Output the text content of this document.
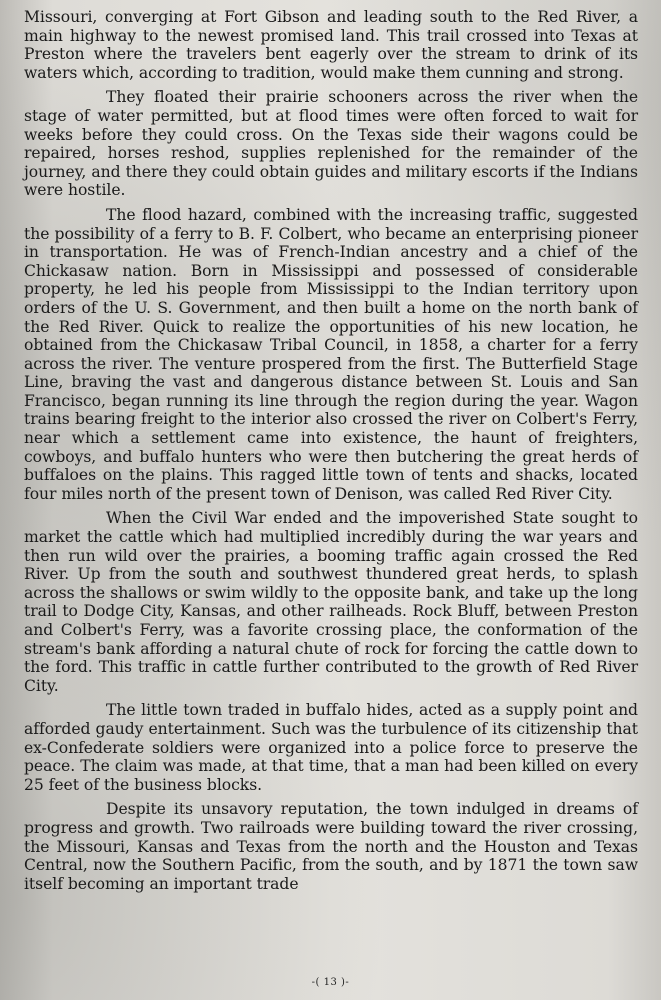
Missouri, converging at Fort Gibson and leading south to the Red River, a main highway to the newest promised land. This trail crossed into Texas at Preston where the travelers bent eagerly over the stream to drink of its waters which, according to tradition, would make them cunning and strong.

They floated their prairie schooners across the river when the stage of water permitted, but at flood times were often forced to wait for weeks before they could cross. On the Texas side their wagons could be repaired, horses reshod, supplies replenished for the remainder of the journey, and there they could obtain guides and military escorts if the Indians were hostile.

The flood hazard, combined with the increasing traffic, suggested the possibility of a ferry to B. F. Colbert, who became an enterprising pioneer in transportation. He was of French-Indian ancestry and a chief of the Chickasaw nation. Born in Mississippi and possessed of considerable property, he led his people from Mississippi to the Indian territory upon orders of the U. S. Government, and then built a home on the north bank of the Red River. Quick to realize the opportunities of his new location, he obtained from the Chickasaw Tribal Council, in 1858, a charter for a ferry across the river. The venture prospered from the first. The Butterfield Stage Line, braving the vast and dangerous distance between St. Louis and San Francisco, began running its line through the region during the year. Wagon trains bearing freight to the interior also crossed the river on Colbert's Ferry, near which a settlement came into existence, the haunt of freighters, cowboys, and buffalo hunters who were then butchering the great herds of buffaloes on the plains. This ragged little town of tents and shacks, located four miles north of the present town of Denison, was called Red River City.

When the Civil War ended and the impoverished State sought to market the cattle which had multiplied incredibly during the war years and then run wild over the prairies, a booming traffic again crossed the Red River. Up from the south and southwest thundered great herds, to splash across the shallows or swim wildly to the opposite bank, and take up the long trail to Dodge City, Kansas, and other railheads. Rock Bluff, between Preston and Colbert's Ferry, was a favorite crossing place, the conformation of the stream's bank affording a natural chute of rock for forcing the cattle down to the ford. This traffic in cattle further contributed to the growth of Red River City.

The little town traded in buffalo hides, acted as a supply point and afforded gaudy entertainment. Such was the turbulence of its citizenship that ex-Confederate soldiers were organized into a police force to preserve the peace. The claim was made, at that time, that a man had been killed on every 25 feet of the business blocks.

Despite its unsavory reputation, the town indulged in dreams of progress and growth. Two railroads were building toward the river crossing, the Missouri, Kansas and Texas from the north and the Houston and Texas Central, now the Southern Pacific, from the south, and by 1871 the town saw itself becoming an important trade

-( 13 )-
* * * * *
=== GIVEN REQUEST ===
Search the entries for the word "Missouri" and copy every line that has it.

=== THE COMPLETED TASK ===
Missouri, converging at Fort Gibson and leading south to the Red River, a main highway to the newest promised land. This trail crossed into Texas at Preston where the travelers bent eagerly over the stream to drink of its waters which, according to tradition, would make them cunning and strong.
Despite its unsavory reputation, the town indulged in dreams of progress and growth. Two railroads were building toward the river crossing, the Missouri, Kansas and Texas from the north and the Houston and Texas Central, now the Southern Pacific, from the south, and by 1871 the town saw itself becoming an important trade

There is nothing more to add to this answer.